▶ **Passage to read**

· · · ·

3.4 Attribute clustering

Attribute clustering is a method of grouping attributes that are correlated or interrelated with each other (Au et al. 2005). The attributes within a cluster are more correlated themselves, whereas attributes from different clusters are less correlated. Use of attribute clustering can minimize the search dimension of the data-mining algorithm. Each cluster consists of a unique centroid, which possesses more common properties of the attributes within the cluster. Researchers mostly predefine the number of required clusters (Pham et al. 2005; Han and Kamber 2006).

The use of clustering related techniques in the process of simplification are available in literature. Jain, Murty, and Flynn (1999) have presented an overview of clustering techniques using statistical pattern recognition techniques. According to them, basic steps in the process of clustering are: (1) data representation, (2) similarity measures, (3) grouping, and (4) cluster representation. Furthermore, they have identified a few areas, such as information retrieval, object and character recognition, image segmentation, and data mining, as applicable areas of clustering techniques. Clustering techniques can be adopted with sets of objects or attributes or formal concepts. The clustering technique was already adopted in the FCA environment with incomplete contexts. Li et al. (2016) to compress a concept lattice by choosing median concepts that are centrally located.

Very few papers deal with attribute clustering-based reduction techniques in literature. Attribute clustering techniques has been utilized in the rough set background for the computation of reducts (Janusz and Slezak 2012). Belohlavek et al. (2005) presented a method for the reduction of concepts in FCA using clustering techniques. However, the partition is only carried out on objects.

· · · ·

Spatial annotation entries:
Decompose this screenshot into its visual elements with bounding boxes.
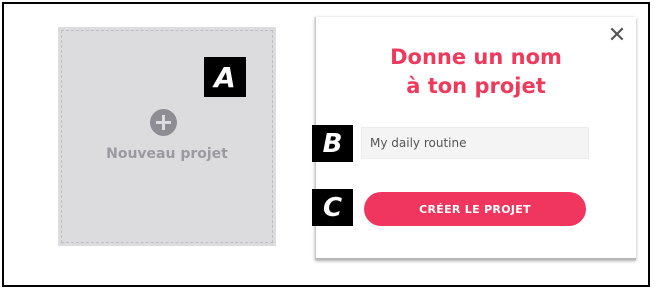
project-name-input[interactable] (361, 127, 589, 159)
plus-circle-icon (150, 109, 177, 136)
dialog-title-line1: Donne un nom (390, 45, 562, 69)
marker-b: B (312, 125, 353, 162)
dialog-title: Donne un nom à ton projet (316, 43, 636, 101)
name-project-dialog: ✕ Donne un nom à ton projet CRÉER LE PRO… (315, 17, 636, 260)
marker-a: A (204, 57, 246, 97)
new-project-label: Nouveau projet (106, 146, 228, 162)
marker-c: C (312, 189, 353, 226)
dialog-title-line2: à ton projet (406, 74, 546, 98)
create-project-button[interactable]: CRÉER LE PROJET (364, 192, 586, 226)
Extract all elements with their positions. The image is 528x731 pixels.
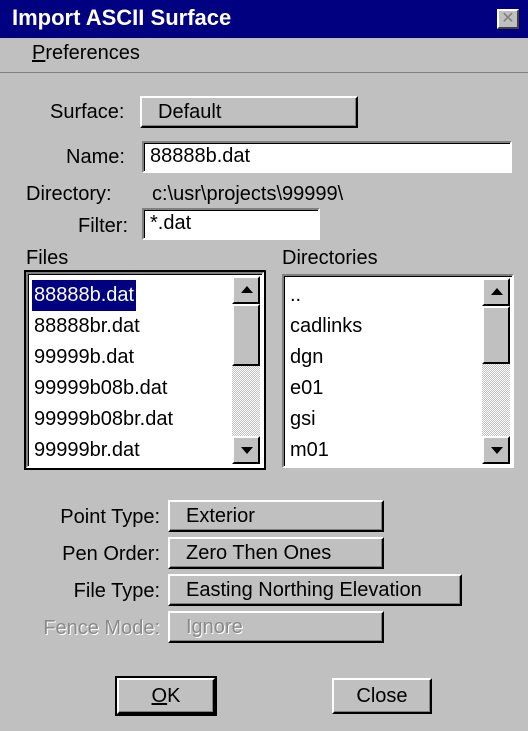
directory-item[interactable]: m01 xyxy=(288,435,331,466)
ok-accel: O xyxy=(151,685,168,707)
file-type-label: File Type: xyxy=(73,580,160,602)
fence-mode-button: Ignore xyxy=(168,611,384,643)
directories-scrollbar[interactable] xyxy=(482,278,510,464)
close-button[interactable]: Close xyxy=(332,678,432,714)
filter-field[interactable]: *.dat xyxy=(142,208,320,240)
menu-preferences-label: references xyxy=(45,42,140,64)
arrow-down-icon[interactable] xyxy=(232,436,260,464)
file-item[interactable]: 99999b08br.dat xyxy=(32,404,175,435)
arrow-up-icon[interactable] xyxy=(232,276,260,304)
name-field[interactable]: 88888b.dat xyxy=(142,141,512,173)
directory-item[interactable]: .. xyxy=(288,280,303,311)
arrow-up-icon[interactable] xyxy=(482,278,510,306)
filter-label: Filter: xyxy=(78,215,128,237)
file-item-selected[interactable]: 88888b.dat xyxy=(32,280,137,311)
ok-label: K xyxy=(167,685,181,707)
files-scrollbar[interactable] xyxy=(232,276,260,464)
directories-label: Directories xyxy=(282,247,378,269)
file-item[interactable]: 88888br.dat xyxy=(32,311,142,342)
files-scroll-thumb[interactable] xyxy=(232,304,260,366)
menu-preferences[interactable]: Preferences xyxy=(32,42,140,65)
directory-path: c:\usr\projects\99999\ xyxy=(152,183,344,205)
file-item[interactable]: 99999b08b.dat xyxy=(32,373,169,404)
name-label: Name: xyxy=(66,146,125,168)
window-title: Import ASCII Surface xyxy=(12,5,232,30)
pen-order-label: Pen Order: xyxy=(62,543,160,565)
surface-button[interactable]: Default xyxy=(140,96,358,128)
point-type-button[interactable]: Exterior xyxy=(168,500,384,532)
title-bar: Import ASCII Surface ✕ xyxy=(0,0,528,38)
files-label: Files xyxy=(26,247,69,269)
directories-scroll-thumb[interactable] xyxy=(482,306,510,364)
directory-item[interactable]: dgn xyxy=(288,342,325,373)
files-listbox[interactable]: 88888b.dat 88888br.dat 99999b.dat 99999b… xyxy=(24,270,266,470)
close-icon[interactable]: ✕ xyxy=(497,9,519,29)
directory-item[interactable]: gsi xyxy=(288,404,318,435)
directory-item[interactable]: cadlinks xyxy=(288,311,364,342)
close-glyph: ✕ xyxy=(501,10,515,27)
ok-button[interactable]: OK xyxy=(117,678,215,714)
file-item[interactable]: 99999br.dat xyxy=(32,435,142,466)
point-type-label: Point Type: xyxy=(60,506,160,528)
surface-label: Surface: xyxy=(50,101,125,123)
fence-mode-label: Fence Mode: xyxy=(43,617,160,639)
menu-preferences-accel: P xyxy=(32,42,46,64)
directory-label: Directory: xyxy=(26,183,112,205)
menu-bar: Preferences xyxy=(0,38,528,73)
directories-listbox[interactable]: .. cadlinks dgn e01 gsi m01 xyxy=(282,274,514,468)
file-type-button[interactable]: Easting Northing Elevation xyxy=(168,574,462,606)
pen-order-button[interactable]: Zero Then Ones xyxy=(168,537,384,569)
directory-item[interactable]: e01 xyxy=(288,373,325,404)
arrow-down-icon[interactable] xyxy=(482,436,510,464)
file-item[interactable]: 99999b.dat xyxy=(32,342,136,373)
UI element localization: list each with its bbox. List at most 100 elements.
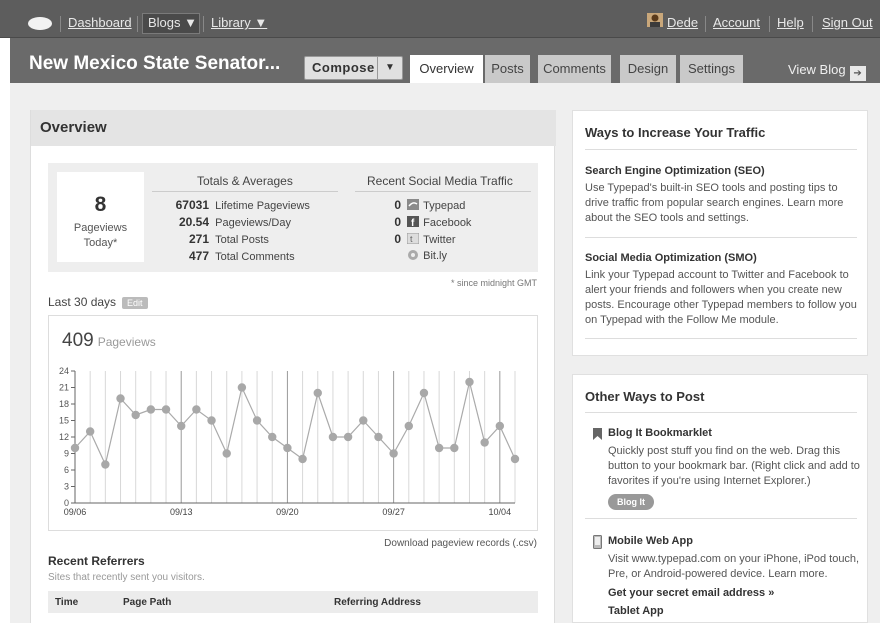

· · · ·

▶ **Work instructions**
Answer these questions from the passage on attribute clustering:
1. What does each cluster consist of?
2. What are the four basic steps of clustering according to Jain, Murty, and Flynn (1999)?
3. In the method presented by Belohlavek et al. (2005), on what is the partition carried out?

▶ **Right answer**
1. A unique centroid, which possesses more common properties of the attributes within the cluster.
2. Data representation, similarity measures, grouping, and cluster representation.
3. Only on objects.